* Exercise task
Tally the lines holding the word "другое" and state the count by itself.
— start of Data lines —
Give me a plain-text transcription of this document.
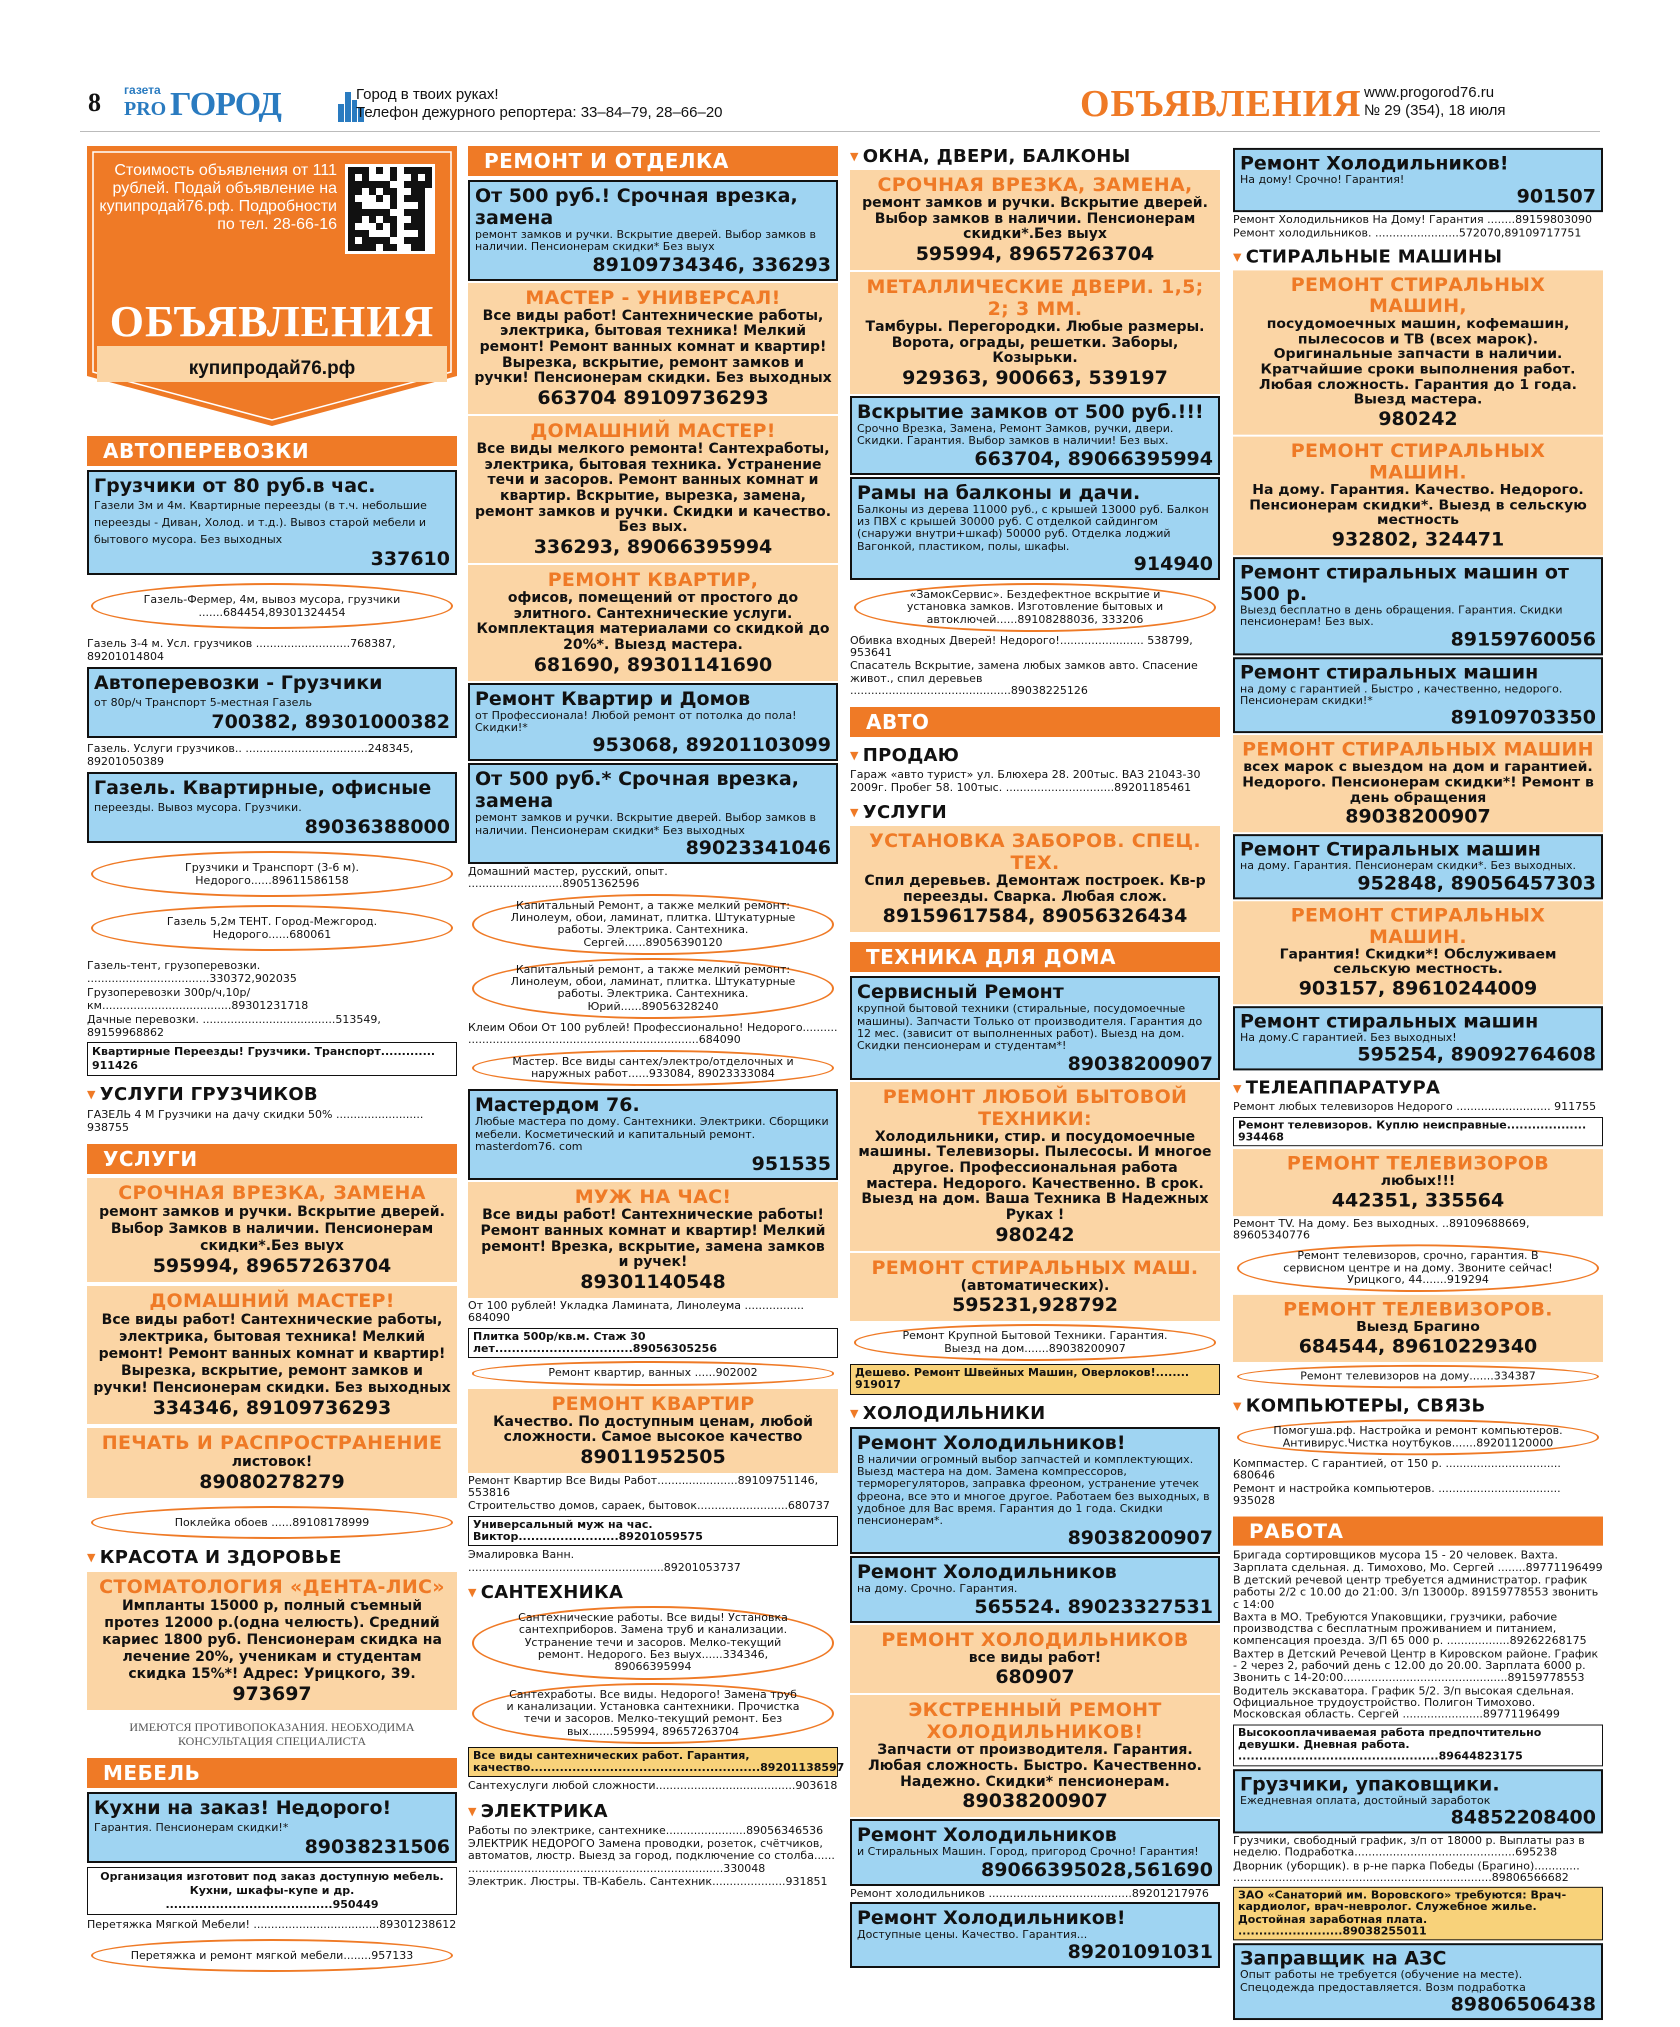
8 газета
PRO ГОРОД	Город в твоих руках!
Телефон дежурного репортера: 33–84–79, 28–66–20	ОБЪЯВЛЕНИЯ www.progorod76.ru
№ 29 (354), 18 июля
Стоимость объявления от 111 рублей. Подай объявление на купипродай76.рф. Подробности по тел. 28-66-16
ОБЪЯВЛЕНИЯ
купипродай76.рф
АВТОПЕРЕВОЗКИ
Грузчики от 80 руб.в час.
Газели 3м и 4м. Квартирные переезды (в т.ч. небольшие переезды - Диван, Холод. и т.д.). Вывоз старой мебели и бытового мусора. Без выходных
337610
Газель-Фермер, 4м, вывоз мусора, грузчики .......684454,89301324454
Газель 3-4 м. Усл. грузчиков ...........................768387, 89201014804
Автоперевозки - Грузчики
от 80р/ч Транспорт 5-местная Газель
700382, 89301000382
Газель. Услуги грузчиков.. ...................................248345, 89201050389
Газель. Квартирные, офисные
переезды. Вывоз мусора. Грузчики.
89036388000
Грузчики и Транспорт (3-6 м). Недорого......89611586158
Газель 5,2м ТЕНТ. Город-Межгород. Недорого......680061
Газель-тент, грузоперевозки. ...................................330372,902035
Грузоперевозки 300р/ч,10р/км.....................................89301231718
Дачные перевозки. ......................................513549, 89159968862
Квартирные Переезды! Грузчики. Транспорт............. 911426
▼ УСЛУГИ ГРУЗЧИКОВ
ГАЗЕЛЬ 4 М Грузчики на дачу скидки 50% ......................... 938755
УСЛУГИ
СРОЧНАЯ ВРЕЗКА, ЗАМЕНА
ремонт замков и ручки. Вскрытие дверей. Выбор Замков в наличии. Пенсионерам скидки*.Без выух
595994, 89657263704
ДОМАШНИЙ МАСТЕР!
Все виды работ! Сантехнические работы, электрика, бытовая техника! Мелкий ремонт! Ремонт ванных комнат и квартир! Вырезка, вскрытие, ремонт замков и ручки! Пенсионерам скидки. Без выходных
334346, 89109736293
ПЕЧАТЬ И РАСПРОСТРАНЕНИЕ
листовок!
89080278279
Поклейка обоев ......89108178999
▼ КРАСОТА И ЗДОРОВЬЕ
СТОМАТОЛОГИЯ «ДЕНТА-ЛИС»
Импланты 15000 р, полный съемный протез 12000 р.(одна челюсть). Средний кариес 1800 руб. Пенсионерам скидка на лечение 20%, ученикам и студентам скидка 15%*! Адрес: Урицкого, 39.
973697
ИМЕЮТСЯ ПРОТИВОПОКАЗАНИЯ. НЕОБХОДИМА КОНСУЛЬТАЦИЯ СПЕЦИАЛИСТА
МЕБЕЛЬ
Кухни на заказ! Недорого!
Гарантия. Пенсионерам скидки!*
89038231506
Организация изготовит под заказ доступную мебель. Кухни, шкафы-купе и др. ........................................950449
Перетяжка Мягкой Мебели! ....................................89301238612
Перетяжка и ремонт мягкой мебели........957133
РЕМОНТ И ОТДЕЛКА
От 500 руб.! Срочная врезка, замена
ремонт замков и ручки. Вскрытие дверей. Выбор замков в наличии. Пенсионерам скидки* Без выух
89109734346, 336293
МАСТЕР - УНИВЕРСАЛ!
Все виды работ! Сантехнические работы, электрика, бытовая техника! Мелкий ремонт! Ремонт ванных комнат и квартир! Вырезка, вскрытие, ремонт замков и ручки! Пенсионерам скидки. Без выходных
663704 89109736293
ДОМАШНИЙ МАСТЕР!
Все виды мелкого ремонта! Сантехработы, электрика, бытовая техника. Устранение течи и засоров. Ремонт ванных комнат и квартир. Вскрытие, вырезка, замена, ремонт замков и ручки. Скидки и качество. Без вых.
336293, 89066395994
РЕМОНТ КВАРТИР,
офисов, помещений от простого до элитного. Сантехнические услуги. Комплектация материалами со скидкой до 20%*. Выезд мастера.
681690, 89301141690
Ремонт Квартир и Домов
от Профессионала! Любой ремонт от потолка до пола! Скидки!*
953068, 89201103099
От 500 руб.* Срочная врезка, замена
ремонт замков и ручки. Вскрытие дверей. Выбор замков в наличии. Пенсионерам скидки* Без выходных
89023341046
Домашний мастер, русский, опыт. ...........................89051362596
Капитальный Ремонт, а также мелкий ремонт: Линолеум, обои, ламинат, плитка. Штукатурные работы. Электрика. Сантехника. Сергей......89056390120
Капитальный ремонт, а также мелкий ремонт: Линолеум, обои, ламинат, плитка. Штукатурные работы. Электрика. Сантехника. Юрий......89056328240
Клеим Обои От 100 рублей! Профессионально! Недорого.......... ..................................................................684090
Мастер. Все виды сантех/электро/отделочных и наружных работ......933084, 89023333084
Мастердом 76.
Любые мастера по дому. Сантехники. Электрики. Сборщики мебели. Косметический и капитальный ремонт. masterdom76. com
951535
МУЖ НА ЧАС!
Все виды работ! Сантехнические работы! Ремонт ванных комнат и квартир! Мелкий ремонт! Врезка, вскрытие, замена замков и ручек!
89301140548
От 100 рублей! Укладка Ламината, Линолеума ................. 684090
Плитка 500р/кв.м. Стаж 30 лет.................................89056305256
Ремонт квартир, ванных ......902002
РЕМОНТ КВАРТИР
Качество. По доступным ценам, любой сложности. Самое высокое качество
89011952505
Ремонт Квартир Все Виды Работ.......................89109751146, 553816
Строительство домов, сараек, бытовок..........................680737
Универсальный муж на час. Виктор........................89201059575
Эмалировка Ванн. ........................................................89201053737
▼ САНТЕХНИКА
Сантехнические работы. Все виды! Установка сантехприборов. Замена труб и канализации. Устранение течи и засоров. Мелко-текущий ремонт. Недорого. Без выух......334346, 89066395994
Сантехработы. Все виды. Недорого! Замена труб и канализации. Установка сантехники. Прочистка течи и засоров. Мелко-текущий ремонт. Без вых.......595994, 89657263704
Все виды сантехнических работ. Гарантия, качество.......................................................89201138597
Сантехуслуги любой сложности........................................903618
▼ ЭЛЕКТРИКА
Работы по электрике, сантехнике.......................89056346536
ЭЛЕКТРИК НЕДОРОГО Замена проводки, розеток, счётчиков, автоматов, люстр. Выезд за город, подключение со столба...... .........................................................................330048
Электрик. Люстры. ТВ-Кабель. Сантехник.....................931851
▼ ОКНА, ДВЕРИ, БАЛКОНЫ
СРОЧНАЯ ВРЕЗКА, ЗАМЕНА,
ремонт замков и ручки. Вскрытие дверей. Выбор замков в наличии. Пенсионерам скидки*.Без выух
595994, 89657263704
МЕТАЛЛИЧЕСКИЕ ДВЕРИ. 1,5; 2; 3 ММ.
Тамбуры. Перегородки. Любые размеры. Ворота, ограды, решетки. Заборы, Козырьки.
929363, 900663, 539197
Вскрытие замков от 500 руб.!!!
Срочно Врезка, Замена, Ремонт Замков, ручки, двери. Скидки. Гарантия. Выбор замков в наличии! Без вых.
663704, 89066395994
Рамы на балконы и дачи.
Балконы из дерева 11000 руб., с крышей 13000 руб. Балкон из ПВХ с крышей 30000 руб. С отделкой сайдингом (снаружи внутри+шкаф) 50000 руб. Отделка лоджий Вагонкой, пластиком, полы, шкафы.
914940
«ЗамокСервис». Бездефектное вскрытие и установка замков. Изготовление бытовых и автоключей......89108288036, 333206
Обивка входных Дверей! Недорого!........................ 538799, 953641
Спасатель Вскрытие, замена любых замков авто. Спасение живот., спил деревьев ..............................................89038225126
АВТО
▼ ПРОДАЮ
Гараж «авто турист» ул. Блюхера 28. 200тыс. ВАЗ 21043-30 2009г. Пробег 58. 100тыс. ...............................89201185461
▼ УСЛУГИ
УСТАНОВКА ЗАБОРОВ. СПЕЦ. ТЕХ.
Спил деревьев. Демонтаж построек. Кв-р переезды. Сварка. Любая слож.
89159617584, 89056326434
ТЕХНИКА ДЛЯ ДОМА
Сервисный Ремонт
крупной бытовой техники (стиральные, посудомоечные машины). Запчасти Только от производителя. Гарантия до 12 мес. (зависит от выполненных работ). Выезд на дом. Скидки пенсионерам и студентам*!
89038200907
РЕМОНТ ЛЮБОЙ БЫТОВОЙ ТЕХНИКИ:
Холодильники, стир. и посудомоечные машины. Телевизоры. Пылесосы. И многое другое. Профессиональная работа мастера. Недорого. Качественно. В срок. Выезд на дом. Ваша Техника В Надежных Руках !
980242
РЕМОНТ СТИРАЛЬНЫХ МАШ.
(автоматических).
595231,928792
Ремонт Крупной Бытовой Техники. Гарантия. Выезд на дом.......89038200907
Дешево. Ремонт Швейных Машин, Оверлоков!........ 919017
▼ ХОЛОДИЛЬНИКИ
Ремонт Холодильников!
В наличии огромный выбор запчастей и комплектующих. Выезд мастера на дом. Замена компрессоров, терморегуляторов, заправка фреоном, устранение утечек фреона, все это и многое другое. Работаем без выходных, в удобное для Вас время. Гарантия до 1 года. Скидки пенсионерам*.
89038200907
Ремонт Холодильников
на дому. Срочно. Гарантия.
565524. 89023327531
РЕМОНТ ХОЛОДИЛЬНИКОВ
все виды работ!
680907
ЭКСТРЕННЫЙ РЕМОНТ ХОЛОДИЛЬНИКОВ!
Запчасти от производителя. Гарантия. Любая сложность. Быстро. Качественно. Надежно. Скидки* пенсионерам.
89038200907
Ремонт Холодильников
и Стиральных Машин. Город, пригород Срочно! Гарантия!
89066395028,561690
Ремонт холодильников .........................................89201217976
Ремонт Холодильников!
Доступные цены. Качество. Гарантия...
89201091031
Ремонт Холодильников!
На дому! Срочно! Гарантия!
901507
Ремонт Холодильников На Дому! Гарантия ........89159803090
Ремонт холодильников. ........................572070,89109717751
▼ СТИРАЛЬНЫЕ МАШИНЫ
РЕМОНТ СТИРАЛЬНЫХ МАШИН,
посудомоечных машин, кофемашин, пылесосов и ТВ (всех марок). Оригинальные запчасти в наличии. Кратчайшие сроки выполнения работ. Любая сложность. Гарантия до 1 года. Выезд мастера.
980242
РЕМОНТ СТИРАЛЬНЫХ МАШИН.
На дому. Гарантия. Качество. Недорого. Пенсионерам скидки*. Выезд в сельскую местность
932802, 324471
Ремонт стиральных машин от 500 р.
Выезд бесплатно в день обращения. Гарантия. Скидки пенсионерам! Без вых.
89159760056
Ремонт стиральных машин
на дому с гарантией . Быстро , качественно, недорого. Пенсионерам скидки!*
89109703350
РЕМОНТ СТИРАЛЬНЫХ МАШИН
всех марок с выездом на дом и гарантией. Недорого. Пенсионерам скидки*! Ремонт в день обращения
89038200907
Ремонт Стиральных машин
на дому. Гарантия. Пенсионерам скидки*. Без выходных.
952848, 89056457303
РЕМОНТ СТИРАЛЬНЫХ МАШИН.
Гарантия! Скидки*! Обслуживаем сельскую местность.
903157, 89610244009
Ремонт стиральных машин
На дому.С гарантией. Без выходных!
595254, 89092764608
▼ ТЕЛЕАППАРАТУРА
Ремонт любых телевизоров Недорого ........................... 911755
Ремонт телевизоров. Куплю неисправные................... 934468
РЕМОНТ ТЕЛЕВИЗОРОВ
любых!!!
442351, 335564
Ремонт TV. На дому. Без выходных. ..89109688669, 89605340776
Ремонт телевизоров, срочно, гарантия. В сервисном центре и на дому. Звоните сейчас! Урицкого, 44.......919294
РЕМОНТ ТЕЛЕВИЗОРОВ.
Выезд Брагино
684544, 89610229340
Ремонт телевизоров на дому.......334387
▼ КОМПЬЮТЕРЫ, СВЯЗЬ
Помогуша.рф. Настройка и ремонт компьютеров. Антивирус.Чистка ноутбуков.......89201120000
Компмастер. С гарантией, от 150 р. ................................. 680646
Ремонт и настройка компьютеров. ................................... 935028
РАБОТА
Бригада сортировщиков мусора 15 - 20 человек. Вахта. Зарплата сдельная. д. Тимохово, Мо. Сергей ........89771196499
В детский речевой центр требуется администратор. график работы 2/2 с 10.00 до 21:00. З/п 13000р. 89159778553 звонить с 14:00
Вахта в МО. Требуются Упаковщики, грузчики, рабочие производства с бесплатным проживанием и питанием, компенсация проезда. З/П 65 000 р. ..................89262268175
Вахтер в Детский Речевой Центр в Кировском районе. График - 2 через 2, рабочий день с 12.00 до 20.00. Зарплата 6000 р. Звонить с 14-20:00...............................................89159778553
Водитель экскаватора. График 5/2. З/п высокая сдельная. Официальное трудоустройство. Полигон Тимохово. Московская область. Сергей .......................89771196499
Высокооплачиваемая работа предпочтительно девушки. Дневная работа. ................................................89644823175
Грузчики, упаковщики.
Ежедневная оплата, достойный заработок
84852208400
Грузчики, свободный график, з/п от 18000 р. Выплаты раз в неделю. Подработка..............................................695238
Дворник (уборщик). в р-не парка Победы (Брагино)............. ..........................................................................89806566682
ЗАО «Санаторий им. Воровского» требуются: Врач-кардиолог, врач-невролог. Служебное жилье. Достойная заработная плата. .........................89038255011
Заправщик на АЗС
Опыт работы не требуется (обучение на месте). Спецодежда предоставляется. Возм подработка
89806506438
— end of Data lines —
* Task result
2